Among the lines of these entries, how many hold the word "again"? State only the number.
#####
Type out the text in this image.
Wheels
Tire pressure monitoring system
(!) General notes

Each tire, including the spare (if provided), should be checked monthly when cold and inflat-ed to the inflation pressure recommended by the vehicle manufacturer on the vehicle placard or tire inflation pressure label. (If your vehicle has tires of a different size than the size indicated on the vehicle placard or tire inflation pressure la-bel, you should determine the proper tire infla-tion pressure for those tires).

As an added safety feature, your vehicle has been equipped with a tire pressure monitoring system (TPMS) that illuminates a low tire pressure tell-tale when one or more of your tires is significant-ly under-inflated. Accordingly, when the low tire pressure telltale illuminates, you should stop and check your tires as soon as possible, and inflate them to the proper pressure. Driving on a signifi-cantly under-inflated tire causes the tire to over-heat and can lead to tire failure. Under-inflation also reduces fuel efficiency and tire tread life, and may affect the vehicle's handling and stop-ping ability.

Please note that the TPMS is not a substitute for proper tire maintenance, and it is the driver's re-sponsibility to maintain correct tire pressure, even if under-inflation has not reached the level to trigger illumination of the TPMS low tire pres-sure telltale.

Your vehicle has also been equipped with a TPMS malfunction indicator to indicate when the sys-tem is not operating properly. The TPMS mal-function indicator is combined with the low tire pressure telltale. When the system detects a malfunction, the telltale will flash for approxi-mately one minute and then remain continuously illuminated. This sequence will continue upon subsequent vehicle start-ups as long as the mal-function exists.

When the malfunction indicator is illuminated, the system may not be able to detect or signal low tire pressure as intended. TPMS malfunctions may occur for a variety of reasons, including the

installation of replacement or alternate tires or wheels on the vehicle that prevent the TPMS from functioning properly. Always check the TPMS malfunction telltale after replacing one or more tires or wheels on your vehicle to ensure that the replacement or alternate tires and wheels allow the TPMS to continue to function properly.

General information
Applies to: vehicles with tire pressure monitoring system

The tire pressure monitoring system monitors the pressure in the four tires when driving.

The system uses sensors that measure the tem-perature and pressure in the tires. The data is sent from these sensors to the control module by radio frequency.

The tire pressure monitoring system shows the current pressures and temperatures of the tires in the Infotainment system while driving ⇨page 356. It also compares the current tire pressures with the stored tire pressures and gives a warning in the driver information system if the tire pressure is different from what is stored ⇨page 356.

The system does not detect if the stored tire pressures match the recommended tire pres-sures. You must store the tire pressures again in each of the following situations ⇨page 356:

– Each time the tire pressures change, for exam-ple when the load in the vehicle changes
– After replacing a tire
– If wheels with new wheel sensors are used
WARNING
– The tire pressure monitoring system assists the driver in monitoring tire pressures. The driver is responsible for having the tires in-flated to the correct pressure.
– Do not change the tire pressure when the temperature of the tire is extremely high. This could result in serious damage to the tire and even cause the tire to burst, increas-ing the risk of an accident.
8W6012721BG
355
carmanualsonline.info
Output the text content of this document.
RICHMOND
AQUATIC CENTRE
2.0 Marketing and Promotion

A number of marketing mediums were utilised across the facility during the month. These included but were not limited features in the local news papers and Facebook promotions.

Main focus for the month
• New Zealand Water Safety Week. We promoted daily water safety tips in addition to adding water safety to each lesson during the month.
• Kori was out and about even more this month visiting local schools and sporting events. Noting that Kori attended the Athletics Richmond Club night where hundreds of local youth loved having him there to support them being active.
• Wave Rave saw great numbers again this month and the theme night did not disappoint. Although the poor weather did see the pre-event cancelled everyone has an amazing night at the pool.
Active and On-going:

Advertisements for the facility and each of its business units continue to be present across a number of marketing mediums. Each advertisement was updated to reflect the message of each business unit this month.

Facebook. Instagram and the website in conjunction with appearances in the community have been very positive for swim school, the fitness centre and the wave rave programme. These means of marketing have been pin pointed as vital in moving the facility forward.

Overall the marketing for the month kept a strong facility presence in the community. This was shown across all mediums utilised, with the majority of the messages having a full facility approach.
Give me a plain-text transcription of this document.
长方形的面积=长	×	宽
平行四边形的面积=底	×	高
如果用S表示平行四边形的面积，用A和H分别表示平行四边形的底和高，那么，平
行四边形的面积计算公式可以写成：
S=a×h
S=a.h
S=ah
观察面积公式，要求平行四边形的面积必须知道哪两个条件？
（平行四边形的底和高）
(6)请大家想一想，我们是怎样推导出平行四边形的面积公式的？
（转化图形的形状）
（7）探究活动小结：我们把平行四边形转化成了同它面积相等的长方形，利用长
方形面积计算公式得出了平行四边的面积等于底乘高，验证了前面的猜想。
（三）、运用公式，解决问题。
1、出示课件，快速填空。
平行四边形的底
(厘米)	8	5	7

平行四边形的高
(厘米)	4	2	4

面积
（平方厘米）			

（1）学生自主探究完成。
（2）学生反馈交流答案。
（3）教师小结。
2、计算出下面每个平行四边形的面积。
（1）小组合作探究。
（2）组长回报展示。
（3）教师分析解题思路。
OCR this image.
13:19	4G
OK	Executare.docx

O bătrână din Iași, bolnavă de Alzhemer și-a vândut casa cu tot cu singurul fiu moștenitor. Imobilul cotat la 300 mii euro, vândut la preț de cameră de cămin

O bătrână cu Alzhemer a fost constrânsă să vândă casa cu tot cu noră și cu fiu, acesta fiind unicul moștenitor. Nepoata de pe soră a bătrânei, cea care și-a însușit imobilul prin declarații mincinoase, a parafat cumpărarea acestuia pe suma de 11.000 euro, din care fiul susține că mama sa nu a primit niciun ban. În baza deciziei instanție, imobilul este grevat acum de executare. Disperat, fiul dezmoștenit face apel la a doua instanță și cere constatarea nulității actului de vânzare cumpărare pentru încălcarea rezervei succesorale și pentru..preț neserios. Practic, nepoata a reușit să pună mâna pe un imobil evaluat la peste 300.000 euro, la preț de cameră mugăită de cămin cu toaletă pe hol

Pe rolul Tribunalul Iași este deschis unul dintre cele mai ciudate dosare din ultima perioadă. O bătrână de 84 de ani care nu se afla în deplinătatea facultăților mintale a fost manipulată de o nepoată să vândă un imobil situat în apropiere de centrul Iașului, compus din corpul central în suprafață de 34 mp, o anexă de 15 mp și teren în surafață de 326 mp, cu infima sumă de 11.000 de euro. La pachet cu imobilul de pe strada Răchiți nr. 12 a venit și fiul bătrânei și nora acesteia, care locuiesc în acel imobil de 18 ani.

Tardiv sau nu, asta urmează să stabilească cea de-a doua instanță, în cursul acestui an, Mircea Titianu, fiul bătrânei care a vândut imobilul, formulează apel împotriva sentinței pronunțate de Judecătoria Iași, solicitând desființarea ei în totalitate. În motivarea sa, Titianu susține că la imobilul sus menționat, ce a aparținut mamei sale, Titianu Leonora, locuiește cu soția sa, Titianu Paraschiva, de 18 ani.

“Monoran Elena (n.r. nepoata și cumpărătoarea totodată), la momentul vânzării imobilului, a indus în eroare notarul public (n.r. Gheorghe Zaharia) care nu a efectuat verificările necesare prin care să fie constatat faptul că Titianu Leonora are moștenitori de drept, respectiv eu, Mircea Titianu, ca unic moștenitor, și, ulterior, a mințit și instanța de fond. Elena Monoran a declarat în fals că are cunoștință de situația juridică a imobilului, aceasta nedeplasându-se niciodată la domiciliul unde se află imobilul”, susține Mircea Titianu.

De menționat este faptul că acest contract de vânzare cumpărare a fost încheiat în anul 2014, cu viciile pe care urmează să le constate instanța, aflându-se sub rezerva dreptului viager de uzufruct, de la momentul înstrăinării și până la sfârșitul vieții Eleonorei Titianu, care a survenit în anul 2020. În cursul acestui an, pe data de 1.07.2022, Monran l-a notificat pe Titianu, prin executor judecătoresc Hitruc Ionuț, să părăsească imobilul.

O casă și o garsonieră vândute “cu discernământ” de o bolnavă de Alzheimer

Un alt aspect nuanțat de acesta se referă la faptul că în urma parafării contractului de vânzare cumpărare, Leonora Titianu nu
#####
§ FINAL ANSWER:
2